*Dataset extract:*
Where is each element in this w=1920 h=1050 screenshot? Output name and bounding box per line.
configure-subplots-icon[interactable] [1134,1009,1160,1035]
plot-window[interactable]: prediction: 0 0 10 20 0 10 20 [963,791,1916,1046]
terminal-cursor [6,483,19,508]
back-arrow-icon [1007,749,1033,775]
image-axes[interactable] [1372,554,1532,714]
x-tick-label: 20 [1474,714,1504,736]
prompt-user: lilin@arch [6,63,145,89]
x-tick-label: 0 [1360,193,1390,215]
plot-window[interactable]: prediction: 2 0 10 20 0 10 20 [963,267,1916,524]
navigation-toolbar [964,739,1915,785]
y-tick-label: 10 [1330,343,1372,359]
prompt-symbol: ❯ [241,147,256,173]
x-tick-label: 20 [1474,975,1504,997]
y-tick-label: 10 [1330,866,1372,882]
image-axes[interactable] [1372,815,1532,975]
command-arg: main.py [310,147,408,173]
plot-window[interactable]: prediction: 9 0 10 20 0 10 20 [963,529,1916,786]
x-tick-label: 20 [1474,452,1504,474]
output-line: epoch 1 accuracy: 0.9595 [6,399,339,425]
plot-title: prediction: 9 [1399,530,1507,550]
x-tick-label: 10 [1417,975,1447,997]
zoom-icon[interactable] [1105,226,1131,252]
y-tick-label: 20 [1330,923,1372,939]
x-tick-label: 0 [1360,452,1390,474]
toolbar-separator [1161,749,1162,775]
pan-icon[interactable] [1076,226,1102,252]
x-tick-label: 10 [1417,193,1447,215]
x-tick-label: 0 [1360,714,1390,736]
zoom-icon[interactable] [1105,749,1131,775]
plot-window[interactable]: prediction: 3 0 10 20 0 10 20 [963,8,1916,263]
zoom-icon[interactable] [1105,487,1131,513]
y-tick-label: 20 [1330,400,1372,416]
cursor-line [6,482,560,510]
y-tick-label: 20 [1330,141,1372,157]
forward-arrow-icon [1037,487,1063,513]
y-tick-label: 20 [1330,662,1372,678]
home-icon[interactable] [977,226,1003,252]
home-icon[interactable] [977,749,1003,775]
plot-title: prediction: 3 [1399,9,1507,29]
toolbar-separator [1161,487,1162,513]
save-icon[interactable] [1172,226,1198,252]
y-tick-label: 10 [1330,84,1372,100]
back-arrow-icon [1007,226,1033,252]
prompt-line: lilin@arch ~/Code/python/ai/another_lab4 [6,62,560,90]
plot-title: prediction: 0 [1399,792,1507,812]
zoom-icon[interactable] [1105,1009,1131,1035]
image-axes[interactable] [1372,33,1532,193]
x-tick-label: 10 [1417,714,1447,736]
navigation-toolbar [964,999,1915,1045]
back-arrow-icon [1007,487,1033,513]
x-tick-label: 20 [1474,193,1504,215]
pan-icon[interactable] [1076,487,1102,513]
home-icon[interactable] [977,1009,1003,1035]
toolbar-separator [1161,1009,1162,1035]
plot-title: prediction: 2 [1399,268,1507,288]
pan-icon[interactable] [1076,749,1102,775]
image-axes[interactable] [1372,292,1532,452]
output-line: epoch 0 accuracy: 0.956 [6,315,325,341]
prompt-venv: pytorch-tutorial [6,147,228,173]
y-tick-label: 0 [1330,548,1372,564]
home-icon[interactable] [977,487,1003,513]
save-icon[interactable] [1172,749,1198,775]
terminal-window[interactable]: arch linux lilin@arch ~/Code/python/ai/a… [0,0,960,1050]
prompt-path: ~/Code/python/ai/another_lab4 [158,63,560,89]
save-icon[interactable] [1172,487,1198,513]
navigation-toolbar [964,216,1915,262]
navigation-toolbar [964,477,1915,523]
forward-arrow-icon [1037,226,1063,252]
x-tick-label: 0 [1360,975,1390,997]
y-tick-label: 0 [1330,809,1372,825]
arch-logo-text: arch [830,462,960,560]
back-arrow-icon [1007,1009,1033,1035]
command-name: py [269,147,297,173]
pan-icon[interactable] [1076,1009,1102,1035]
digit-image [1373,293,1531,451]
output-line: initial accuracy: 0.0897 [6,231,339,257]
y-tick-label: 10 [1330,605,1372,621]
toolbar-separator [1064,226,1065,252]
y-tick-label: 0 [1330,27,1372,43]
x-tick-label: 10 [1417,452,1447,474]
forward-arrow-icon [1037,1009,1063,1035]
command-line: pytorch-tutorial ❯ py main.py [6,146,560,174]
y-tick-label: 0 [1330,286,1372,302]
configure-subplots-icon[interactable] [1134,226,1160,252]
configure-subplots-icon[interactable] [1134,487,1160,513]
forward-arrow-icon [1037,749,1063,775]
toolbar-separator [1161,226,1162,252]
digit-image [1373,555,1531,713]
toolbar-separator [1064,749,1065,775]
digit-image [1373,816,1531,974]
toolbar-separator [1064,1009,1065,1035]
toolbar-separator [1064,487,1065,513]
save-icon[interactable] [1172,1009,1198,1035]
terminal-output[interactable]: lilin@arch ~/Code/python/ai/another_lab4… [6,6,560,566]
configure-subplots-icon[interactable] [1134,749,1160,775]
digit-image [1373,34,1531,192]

*Task statement:*
Edit the records from the beginning through the line that contains "back-arrow-icon [1007,226,1033,252]" so that "terminal-cursor" becomes "text-cursor", keeping everything else the same. Return only those lines.

*The result:*
Where is each element in this w=1920 h=1050 screenshot? Output name and bounding box per line.
configure-subplots-icon[interactable] [1134,1009,1160,1035]
plot-window[interactable]: prediction: 0 0 10 20 0 10 20 [963,791,1916,1046]
text-cursor [6,483,19,508]
back-arrow-icon [1007,749,1033,775]
image-axes[interactable] [1372,554,1532,714]
x-tick-label: 20 [1474,714,1504,736]
prompt-user: lilin@arch [6,63,145,89]
x-tick-label: 0 [1360,193,1390,215]
plot-window[interactable]: prediction: 2 0 10 20 0 10 20 [963,267,1916,524]
navigation-toolbar [964,739,1915,785]
y-tick-label: 10 [1330,343,1372,359]
prompt-symbol: ❯ [241,147,256,173]
x-tick-label: 20 [1474,975,1504,997]
y-tick-label: 10 [1330,866,1372,882]
image-axes[interactable] [1372,815,1532,975]
command-arg: main.py [310,147,408,173]
plot-window[interactable]: prediction: 9 0 10 20 0 10 20 [963,529,1916,786]
x-tick-label: 20 [1474,452,1504,474]
output-line: epoch 1 accuracy: 0.9595 [6,399,339,425]
plot-title: prediction: 9 [1399,530,1507,550]
x-tick-label: 10 [1417,975,1447,997]
zoom-icon[interactable] [1105,226,1131,252]
y-tick-label: 20 [1330,923,1372,939]
x-tick-label: 0 [1360,452,1390,474]
toolbar-separator [1161,749,1162,775]
pan-icon[interactable] [1076,226,1102,252]
x-tick-label: 10 [1417,193,1447,215]
x-tick-label: 0 [1360,714,1390,736]
zoom-icon[interactable] [1105,749,1131,775]
plot-window[interactable]: prediction: 3 0 10 20 0 10 20 [963,8,1916,263]
zoom-icon[interactable] [1105,487,1131,513]
y-tick-label: 20 [1330,400,1372,416]
cursor-line [6,482,560,510]
y-tick-label: 20 [1330,141,1372,157]
forward-arrow-icon [1037,487,1063,513]
y-tick-label: 20 [1330,662,1372,678]
home-icon[interactable] [977,226,1003,252]
home-icon[interactable] [977,749,1003,775]
plot-title: prediction: 3 [1399,9,1507,29]
toolbar-separator [1161,487,1162,513]
save-icon[interactable] [1172,226,1198,252]
y-tick-label: 10 [1330,84,1372,100]
back-arrow-icon [1007,226,1033,252]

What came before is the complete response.